AIM :: Rewrite the rows from the first one through the line containing "handled-marker xyxy=(496,299,543,329)", inclusive, replacing each "matrix-cell-empty" with "matrix-cell-blank" and keeping everything else the same.

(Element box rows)

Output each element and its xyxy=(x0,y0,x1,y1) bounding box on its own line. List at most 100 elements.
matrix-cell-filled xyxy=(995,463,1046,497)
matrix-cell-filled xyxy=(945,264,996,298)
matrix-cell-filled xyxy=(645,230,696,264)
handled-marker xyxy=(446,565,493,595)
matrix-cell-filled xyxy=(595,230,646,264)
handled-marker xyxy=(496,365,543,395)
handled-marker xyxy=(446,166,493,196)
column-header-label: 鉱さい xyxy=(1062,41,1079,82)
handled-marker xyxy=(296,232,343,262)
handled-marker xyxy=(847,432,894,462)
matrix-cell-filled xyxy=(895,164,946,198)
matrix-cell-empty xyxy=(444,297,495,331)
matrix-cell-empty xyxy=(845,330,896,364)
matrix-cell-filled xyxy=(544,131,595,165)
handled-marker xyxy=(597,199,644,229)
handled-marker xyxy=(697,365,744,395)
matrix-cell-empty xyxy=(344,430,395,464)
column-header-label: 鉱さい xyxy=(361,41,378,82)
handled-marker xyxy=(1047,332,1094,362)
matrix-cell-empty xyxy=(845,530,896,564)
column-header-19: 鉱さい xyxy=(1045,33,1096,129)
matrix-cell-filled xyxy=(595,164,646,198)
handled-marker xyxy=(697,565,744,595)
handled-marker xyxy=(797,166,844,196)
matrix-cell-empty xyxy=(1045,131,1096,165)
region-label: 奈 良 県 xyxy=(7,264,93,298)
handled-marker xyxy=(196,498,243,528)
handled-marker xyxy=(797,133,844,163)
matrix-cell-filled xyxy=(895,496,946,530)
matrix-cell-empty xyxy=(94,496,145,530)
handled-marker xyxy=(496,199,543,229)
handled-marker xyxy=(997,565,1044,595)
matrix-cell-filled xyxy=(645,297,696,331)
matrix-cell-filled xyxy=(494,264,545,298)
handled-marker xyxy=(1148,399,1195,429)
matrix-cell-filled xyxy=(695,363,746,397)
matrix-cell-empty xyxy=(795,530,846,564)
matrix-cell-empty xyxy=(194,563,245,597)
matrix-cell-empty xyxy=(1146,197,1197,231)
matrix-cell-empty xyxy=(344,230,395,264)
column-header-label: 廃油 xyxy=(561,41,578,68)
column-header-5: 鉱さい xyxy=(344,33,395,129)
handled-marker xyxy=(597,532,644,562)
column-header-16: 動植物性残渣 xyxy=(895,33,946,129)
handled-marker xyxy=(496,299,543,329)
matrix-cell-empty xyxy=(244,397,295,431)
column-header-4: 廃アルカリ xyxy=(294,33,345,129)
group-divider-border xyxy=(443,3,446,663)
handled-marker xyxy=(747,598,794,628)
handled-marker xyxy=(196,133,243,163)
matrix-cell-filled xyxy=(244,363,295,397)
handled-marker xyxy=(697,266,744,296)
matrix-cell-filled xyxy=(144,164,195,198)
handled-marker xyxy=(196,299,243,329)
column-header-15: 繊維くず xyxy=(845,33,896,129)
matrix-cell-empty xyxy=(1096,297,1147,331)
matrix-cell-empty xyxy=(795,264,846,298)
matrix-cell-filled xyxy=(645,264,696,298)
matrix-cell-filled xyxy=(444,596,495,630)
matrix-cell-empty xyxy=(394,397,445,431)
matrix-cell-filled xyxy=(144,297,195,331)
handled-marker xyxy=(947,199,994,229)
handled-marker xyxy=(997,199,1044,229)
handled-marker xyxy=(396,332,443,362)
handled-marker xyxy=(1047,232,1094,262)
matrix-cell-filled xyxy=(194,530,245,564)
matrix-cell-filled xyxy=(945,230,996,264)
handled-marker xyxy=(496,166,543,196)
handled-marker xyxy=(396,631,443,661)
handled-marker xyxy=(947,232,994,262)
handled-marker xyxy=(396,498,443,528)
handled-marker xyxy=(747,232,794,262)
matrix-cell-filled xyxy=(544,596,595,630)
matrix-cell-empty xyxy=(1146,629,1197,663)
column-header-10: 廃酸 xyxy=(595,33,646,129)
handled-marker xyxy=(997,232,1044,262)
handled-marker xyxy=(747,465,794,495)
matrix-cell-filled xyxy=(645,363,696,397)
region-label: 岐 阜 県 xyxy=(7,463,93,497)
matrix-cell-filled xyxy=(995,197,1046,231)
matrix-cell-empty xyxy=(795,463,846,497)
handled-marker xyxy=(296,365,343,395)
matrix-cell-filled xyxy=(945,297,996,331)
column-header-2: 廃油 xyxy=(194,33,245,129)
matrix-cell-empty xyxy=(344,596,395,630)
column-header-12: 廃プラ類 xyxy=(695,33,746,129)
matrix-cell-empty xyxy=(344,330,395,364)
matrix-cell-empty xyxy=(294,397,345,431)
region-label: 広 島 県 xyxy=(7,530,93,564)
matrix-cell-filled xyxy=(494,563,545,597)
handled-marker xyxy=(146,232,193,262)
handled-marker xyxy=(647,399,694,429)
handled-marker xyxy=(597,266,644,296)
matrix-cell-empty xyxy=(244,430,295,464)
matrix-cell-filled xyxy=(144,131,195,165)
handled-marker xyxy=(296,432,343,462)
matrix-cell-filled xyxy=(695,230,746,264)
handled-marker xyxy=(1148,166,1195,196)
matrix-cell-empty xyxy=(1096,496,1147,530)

CORRECT RESPONSE ::
Output each element and its xyxy=(x0,y0,x1,y1) bounding box on its own line. List at most 100 elements.
matrix-cell-filled xyxy=(995,463,1046,497)
matrix-cell-filled xyxy=(945,264,996,298)
matrix-cell-filled xyxy=(645,230,696,264)
handled-marker xyxy=(446,565,493,595)
matrix-cell-filled xyxy=(595,230,646,264)
handled-marker xyxy=(496,365,543,395)
handled-marker xyxy=(446,166,493,196)
column-header-label: 鉱さい xyxy=(1062,41,1079,82)
handled-marker xyxy=(296,232,343,262)
handled-marker xyxy=(847,432,894,462)
matrix-cell-filled xyxy=(895,164,946,198)
matrix-cell-blank xyxy=(444,297,495,331)
matrix-cell-blank xyxy=(845,330,896,364)
matrix-cell-filled xyxy=(544,131,595,165)
handled-marker xyxy=(597,199,644,229)
handled-marker xyxy=(697,365,744,395)
matrix-cell-blank xyxy=(344,430,395,464)
column-header-label: 鉱さい xyxy=(361,41,378,82)
handled-marker xyxy=(1047,332,1094,362)
matrix-cell-blank xyxy=(845,530,896,564)
column-header-19: 鉱さい xyxy=(1045,33,1096,129)
matrix-cell-filled xyxy=(595,164,646,198)
handled-marker xyxy=(697,565,744,595)
handled-marker xyxy=(797,166,844,196)
matrix-cell-blank xyxy=(1045,131,1096,165)
region-label: 奈 良 県 xyxy=(7,264,93,298)
handled-marker xyxy=(196,498,243,528)
handled-marker xyxy=(797,133,844,163)
matrix-cell-filled xyxy=(895,496,946,530)
matrix-cell-blank xyxy=(94,496,145,530)
handled-marker xyxy=(496,199,543,229)
handled-marker xyxy=(997,565,1044,595)
matrix-cell-filled xyxy=(645,297,696,331)
matrix-cell-filled xyxy=(494,264,545,298)
handled-marker xyxy=(1148,399,1195,429)
matrix-cell-filled xyxy=(695,363,746,397)
matrix-cell-blank xyxy=(795,530,846,564)
matrix-cell-blank xyxy=(194,563,245,597)
matrix-cell-blank xyxy=(1146,197,1197,231)
matrix-cell-blank xyxy=(344,230,395,264)
column-header-label: 廃油 xyxy=(561,41,578,68)
column-header-5: 鉱さい xyxy=(344,33,395,129)
handled-marker xyxy=(597,532,644,562)
column-header-16: 動植物性残渣 xyxy=(895,33,946,129)
handled-marker xyxy=(496,299,543,329)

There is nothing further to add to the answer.